### [Given records]
--------

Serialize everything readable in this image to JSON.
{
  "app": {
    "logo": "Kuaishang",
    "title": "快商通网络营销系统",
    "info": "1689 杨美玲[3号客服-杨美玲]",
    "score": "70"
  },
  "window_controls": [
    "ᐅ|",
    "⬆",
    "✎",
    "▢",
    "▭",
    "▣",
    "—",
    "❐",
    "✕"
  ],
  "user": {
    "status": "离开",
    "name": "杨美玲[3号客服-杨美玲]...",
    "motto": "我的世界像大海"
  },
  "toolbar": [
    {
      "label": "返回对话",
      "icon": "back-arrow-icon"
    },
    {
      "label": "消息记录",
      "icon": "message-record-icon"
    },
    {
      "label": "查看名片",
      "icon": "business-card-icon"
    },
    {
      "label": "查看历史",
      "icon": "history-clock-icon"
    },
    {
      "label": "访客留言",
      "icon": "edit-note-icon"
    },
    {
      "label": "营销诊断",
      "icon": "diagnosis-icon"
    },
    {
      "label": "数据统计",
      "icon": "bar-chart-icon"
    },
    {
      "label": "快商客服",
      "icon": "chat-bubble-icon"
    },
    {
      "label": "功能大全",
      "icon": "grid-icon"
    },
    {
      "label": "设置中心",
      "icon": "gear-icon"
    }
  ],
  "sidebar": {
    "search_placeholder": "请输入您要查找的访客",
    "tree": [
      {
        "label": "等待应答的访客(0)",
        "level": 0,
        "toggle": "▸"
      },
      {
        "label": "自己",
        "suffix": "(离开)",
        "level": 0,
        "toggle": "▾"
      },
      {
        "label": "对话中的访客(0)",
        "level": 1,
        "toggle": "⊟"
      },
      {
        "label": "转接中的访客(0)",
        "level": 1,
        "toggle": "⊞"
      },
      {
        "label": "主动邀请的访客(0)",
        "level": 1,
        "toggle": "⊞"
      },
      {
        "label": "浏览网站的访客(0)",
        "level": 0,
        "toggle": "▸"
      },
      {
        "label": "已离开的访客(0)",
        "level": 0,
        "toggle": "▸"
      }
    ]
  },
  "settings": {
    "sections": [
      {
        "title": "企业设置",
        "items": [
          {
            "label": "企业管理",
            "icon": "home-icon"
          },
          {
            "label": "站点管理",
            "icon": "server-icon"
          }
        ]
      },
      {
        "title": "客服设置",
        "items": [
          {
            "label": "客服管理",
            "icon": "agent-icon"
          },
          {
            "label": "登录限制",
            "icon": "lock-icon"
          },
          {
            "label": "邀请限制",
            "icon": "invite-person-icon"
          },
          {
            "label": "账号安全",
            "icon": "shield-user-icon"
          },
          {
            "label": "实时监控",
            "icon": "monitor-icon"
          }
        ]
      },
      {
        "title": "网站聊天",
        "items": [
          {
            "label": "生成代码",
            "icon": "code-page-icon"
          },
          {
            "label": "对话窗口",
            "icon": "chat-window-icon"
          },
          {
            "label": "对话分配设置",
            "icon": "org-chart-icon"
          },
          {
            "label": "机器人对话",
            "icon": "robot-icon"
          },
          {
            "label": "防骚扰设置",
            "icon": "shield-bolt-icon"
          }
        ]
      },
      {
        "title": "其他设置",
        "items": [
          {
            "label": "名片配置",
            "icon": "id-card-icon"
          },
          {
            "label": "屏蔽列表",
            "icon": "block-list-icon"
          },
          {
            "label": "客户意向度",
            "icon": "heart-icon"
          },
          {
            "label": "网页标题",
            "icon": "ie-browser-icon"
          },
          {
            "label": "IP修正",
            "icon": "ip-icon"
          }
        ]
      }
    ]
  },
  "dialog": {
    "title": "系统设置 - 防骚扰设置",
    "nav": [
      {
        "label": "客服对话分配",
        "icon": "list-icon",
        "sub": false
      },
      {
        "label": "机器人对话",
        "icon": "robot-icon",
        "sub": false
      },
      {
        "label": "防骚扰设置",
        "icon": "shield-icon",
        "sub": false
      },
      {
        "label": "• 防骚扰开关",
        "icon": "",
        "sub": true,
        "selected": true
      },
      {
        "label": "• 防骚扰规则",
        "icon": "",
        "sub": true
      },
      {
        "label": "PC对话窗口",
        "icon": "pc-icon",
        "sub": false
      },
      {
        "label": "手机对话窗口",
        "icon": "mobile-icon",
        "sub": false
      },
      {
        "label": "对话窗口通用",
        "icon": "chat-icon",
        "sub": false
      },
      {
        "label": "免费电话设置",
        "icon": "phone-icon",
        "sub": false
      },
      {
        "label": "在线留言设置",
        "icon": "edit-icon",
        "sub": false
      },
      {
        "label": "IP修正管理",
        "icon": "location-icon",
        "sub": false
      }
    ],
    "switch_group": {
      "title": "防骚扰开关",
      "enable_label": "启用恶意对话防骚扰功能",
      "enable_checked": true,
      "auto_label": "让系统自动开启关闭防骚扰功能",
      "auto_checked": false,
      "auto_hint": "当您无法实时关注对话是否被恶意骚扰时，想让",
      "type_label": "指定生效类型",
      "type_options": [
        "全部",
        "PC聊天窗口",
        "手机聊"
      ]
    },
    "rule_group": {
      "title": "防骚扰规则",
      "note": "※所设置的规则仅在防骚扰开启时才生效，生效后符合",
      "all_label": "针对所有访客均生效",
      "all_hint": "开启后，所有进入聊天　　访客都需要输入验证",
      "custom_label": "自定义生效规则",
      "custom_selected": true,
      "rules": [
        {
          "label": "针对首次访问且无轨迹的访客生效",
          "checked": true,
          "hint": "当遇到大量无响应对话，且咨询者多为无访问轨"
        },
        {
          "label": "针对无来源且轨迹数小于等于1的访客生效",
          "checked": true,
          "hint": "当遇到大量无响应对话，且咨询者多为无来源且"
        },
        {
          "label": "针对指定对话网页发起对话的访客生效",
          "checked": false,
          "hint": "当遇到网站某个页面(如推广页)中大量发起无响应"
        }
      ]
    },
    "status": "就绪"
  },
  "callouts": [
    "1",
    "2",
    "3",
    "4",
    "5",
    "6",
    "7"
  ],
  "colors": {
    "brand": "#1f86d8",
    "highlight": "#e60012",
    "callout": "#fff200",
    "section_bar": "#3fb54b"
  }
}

--------

Pull out each line containing the word "chart" and copy it.

      "icon": "bar-chart-icon"
            "icon": "org-chart-icon"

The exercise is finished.